**EXTRACTED MATERIAL**
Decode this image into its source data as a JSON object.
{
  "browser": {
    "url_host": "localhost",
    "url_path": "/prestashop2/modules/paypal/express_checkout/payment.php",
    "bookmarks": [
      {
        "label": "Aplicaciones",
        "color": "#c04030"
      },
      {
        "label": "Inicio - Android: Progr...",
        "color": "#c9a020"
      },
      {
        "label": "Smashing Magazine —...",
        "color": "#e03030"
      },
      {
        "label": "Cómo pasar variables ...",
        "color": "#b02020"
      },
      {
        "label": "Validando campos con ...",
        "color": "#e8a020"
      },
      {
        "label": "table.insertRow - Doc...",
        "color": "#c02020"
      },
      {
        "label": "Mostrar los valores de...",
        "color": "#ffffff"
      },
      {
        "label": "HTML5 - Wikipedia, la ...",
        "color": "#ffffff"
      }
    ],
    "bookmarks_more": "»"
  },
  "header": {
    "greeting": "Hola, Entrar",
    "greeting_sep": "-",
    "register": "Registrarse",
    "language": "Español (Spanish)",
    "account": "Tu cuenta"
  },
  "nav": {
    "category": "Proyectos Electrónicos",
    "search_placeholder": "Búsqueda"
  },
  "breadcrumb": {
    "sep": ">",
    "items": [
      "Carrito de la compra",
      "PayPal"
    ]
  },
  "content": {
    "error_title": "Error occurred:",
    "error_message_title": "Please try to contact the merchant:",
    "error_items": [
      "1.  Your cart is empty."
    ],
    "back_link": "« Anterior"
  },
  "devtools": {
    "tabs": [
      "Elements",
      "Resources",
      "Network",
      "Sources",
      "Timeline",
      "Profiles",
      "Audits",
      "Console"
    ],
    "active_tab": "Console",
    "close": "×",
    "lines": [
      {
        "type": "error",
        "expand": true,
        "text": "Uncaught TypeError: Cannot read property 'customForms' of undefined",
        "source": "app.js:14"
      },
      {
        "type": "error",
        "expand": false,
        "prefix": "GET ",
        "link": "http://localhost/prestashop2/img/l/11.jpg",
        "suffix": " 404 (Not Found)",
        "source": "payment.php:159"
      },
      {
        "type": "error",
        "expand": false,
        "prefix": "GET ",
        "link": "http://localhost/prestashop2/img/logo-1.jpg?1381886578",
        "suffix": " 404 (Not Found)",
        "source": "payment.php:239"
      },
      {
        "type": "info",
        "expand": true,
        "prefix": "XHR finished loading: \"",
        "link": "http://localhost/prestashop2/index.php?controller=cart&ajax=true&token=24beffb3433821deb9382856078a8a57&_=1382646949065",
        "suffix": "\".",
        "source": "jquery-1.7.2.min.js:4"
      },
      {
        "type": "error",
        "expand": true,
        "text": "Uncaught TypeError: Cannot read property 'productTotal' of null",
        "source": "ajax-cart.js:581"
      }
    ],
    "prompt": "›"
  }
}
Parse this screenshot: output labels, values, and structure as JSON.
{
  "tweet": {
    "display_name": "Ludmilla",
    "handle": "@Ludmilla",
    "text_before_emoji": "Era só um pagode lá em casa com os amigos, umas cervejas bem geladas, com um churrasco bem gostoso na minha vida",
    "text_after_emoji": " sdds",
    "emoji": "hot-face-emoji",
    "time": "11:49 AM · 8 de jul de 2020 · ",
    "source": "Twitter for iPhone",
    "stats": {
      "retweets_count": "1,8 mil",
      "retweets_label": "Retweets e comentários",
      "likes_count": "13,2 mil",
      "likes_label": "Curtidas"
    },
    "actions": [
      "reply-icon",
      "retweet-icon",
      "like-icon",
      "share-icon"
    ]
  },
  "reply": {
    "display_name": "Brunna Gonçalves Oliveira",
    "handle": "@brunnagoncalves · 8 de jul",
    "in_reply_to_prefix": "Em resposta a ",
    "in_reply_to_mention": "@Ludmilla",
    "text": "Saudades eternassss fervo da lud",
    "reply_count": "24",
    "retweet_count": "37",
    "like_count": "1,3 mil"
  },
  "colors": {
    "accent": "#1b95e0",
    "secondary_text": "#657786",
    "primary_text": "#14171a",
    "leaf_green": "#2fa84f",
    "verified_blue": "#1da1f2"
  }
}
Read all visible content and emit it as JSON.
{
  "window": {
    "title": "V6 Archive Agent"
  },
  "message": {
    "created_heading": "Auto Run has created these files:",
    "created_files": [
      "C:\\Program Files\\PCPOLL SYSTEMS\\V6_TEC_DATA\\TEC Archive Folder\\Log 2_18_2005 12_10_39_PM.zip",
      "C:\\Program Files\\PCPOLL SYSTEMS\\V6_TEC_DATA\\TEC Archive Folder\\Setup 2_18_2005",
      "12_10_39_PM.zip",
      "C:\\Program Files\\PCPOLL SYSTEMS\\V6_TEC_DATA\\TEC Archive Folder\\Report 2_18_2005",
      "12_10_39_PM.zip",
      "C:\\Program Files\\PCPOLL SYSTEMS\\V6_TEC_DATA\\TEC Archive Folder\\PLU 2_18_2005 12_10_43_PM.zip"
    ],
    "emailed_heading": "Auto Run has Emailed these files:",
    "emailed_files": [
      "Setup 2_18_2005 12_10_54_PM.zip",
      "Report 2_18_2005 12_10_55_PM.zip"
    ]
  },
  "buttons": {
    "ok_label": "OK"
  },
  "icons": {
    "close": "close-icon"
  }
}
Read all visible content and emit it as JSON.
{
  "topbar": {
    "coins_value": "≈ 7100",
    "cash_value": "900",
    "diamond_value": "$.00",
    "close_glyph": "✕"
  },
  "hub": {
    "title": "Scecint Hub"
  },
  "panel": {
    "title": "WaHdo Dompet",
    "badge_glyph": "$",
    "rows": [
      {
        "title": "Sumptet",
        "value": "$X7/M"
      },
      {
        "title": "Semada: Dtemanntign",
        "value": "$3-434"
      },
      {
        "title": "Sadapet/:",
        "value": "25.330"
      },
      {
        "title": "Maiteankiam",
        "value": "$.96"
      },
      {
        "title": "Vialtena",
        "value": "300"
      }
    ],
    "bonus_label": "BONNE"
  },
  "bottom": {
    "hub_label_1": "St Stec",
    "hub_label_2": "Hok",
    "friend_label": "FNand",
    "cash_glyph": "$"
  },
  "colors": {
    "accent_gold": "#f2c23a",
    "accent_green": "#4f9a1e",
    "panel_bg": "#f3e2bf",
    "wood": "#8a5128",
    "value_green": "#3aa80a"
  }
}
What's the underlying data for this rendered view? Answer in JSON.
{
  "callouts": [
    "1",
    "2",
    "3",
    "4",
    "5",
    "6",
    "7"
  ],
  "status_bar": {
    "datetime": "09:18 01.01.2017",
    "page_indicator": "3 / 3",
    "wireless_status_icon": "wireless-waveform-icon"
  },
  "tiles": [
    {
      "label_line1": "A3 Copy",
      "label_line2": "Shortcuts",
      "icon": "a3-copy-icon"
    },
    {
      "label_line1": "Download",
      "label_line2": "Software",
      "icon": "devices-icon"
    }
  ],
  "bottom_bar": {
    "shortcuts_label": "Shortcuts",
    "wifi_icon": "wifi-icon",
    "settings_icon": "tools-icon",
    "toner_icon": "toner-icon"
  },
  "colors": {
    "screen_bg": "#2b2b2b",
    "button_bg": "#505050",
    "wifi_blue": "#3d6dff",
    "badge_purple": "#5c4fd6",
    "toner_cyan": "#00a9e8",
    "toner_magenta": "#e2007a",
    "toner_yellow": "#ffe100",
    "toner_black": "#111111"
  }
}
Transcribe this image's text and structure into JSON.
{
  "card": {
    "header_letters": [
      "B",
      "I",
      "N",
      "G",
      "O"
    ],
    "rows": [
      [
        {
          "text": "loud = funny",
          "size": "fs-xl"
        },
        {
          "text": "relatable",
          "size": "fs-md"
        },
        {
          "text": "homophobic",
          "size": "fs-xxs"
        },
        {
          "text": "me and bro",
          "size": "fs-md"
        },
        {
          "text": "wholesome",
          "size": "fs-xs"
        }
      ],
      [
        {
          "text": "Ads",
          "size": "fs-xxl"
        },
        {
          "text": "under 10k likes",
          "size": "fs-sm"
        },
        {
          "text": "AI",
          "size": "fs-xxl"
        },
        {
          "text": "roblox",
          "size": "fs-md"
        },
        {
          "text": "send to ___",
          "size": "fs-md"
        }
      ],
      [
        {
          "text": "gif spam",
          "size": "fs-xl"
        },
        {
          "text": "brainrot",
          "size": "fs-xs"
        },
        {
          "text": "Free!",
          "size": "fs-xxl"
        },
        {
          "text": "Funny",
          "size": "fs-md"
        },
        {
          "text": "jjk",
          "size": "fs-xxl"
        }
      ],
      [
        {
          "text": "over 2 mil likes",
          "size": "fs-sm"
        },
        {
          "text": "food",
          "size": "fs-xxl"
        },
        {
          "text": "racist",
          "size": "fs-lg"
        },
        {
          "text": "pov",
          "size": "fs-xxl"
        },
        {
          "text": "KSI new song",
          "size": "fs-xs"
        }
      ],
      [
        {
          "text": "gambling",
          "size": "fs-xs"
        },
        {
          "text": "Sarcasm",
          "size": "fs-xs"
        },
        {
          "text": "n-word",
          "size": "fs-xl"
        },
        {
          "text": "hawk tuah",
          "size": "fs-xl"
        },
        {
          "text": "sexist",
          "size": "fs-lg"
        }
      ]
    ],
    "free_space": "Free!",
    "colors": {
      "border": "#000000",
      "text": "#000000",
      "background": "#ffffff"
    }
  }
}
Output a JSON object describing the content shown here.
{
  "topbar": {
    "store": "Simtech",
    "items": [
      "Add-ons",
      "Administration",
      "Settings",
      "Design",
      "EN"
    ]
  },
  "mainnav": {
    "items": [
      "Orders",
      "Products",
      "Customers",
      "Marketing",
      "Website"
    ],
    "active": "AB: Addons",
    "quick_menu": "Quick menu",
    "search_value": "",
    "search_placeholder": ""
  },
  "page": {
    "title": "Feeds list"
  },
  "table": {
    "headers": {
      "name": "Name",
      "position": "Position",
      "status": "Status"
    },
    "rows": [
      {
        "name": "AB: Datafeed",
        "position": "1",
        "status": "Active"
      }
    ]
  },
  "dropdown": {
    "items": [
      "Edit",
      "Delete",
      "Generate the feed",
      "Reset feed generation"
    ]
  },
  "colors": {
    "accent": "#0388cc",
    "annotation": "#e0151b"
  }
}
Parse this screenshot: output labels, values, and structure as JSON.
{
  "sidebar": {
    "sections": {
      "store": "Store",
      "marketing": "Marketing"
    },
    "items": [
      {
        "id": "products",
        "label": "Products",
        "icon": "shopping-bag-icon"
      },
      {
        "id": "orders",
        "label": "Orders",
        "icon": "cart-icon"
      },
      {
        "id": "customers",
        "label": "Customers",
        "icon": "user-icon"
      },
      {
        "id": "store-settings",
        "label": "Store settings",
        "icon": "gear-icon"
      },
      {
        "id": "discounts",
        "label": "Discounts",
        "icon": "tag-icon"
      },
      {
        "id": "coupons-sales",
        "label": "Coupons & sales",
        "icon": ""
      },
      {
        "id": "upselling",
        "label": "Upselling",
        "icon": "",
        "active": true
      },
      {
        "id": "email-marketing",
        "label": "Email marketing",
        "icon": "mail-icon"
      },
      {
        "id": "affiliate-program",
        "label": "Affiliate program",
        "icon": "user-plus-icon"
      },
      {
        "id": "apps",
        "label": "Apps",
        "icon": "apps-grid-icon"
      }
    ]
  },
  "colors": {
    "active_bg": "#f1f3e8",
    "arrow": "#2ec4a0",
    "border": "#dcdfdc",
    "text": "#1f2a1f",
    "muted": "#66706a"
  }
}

**TASK PROMPT**
Of the lines in the records, how many contain the word "SYSTEMS"? Answer with the number and nothing else.

**THE RESPONSE**
4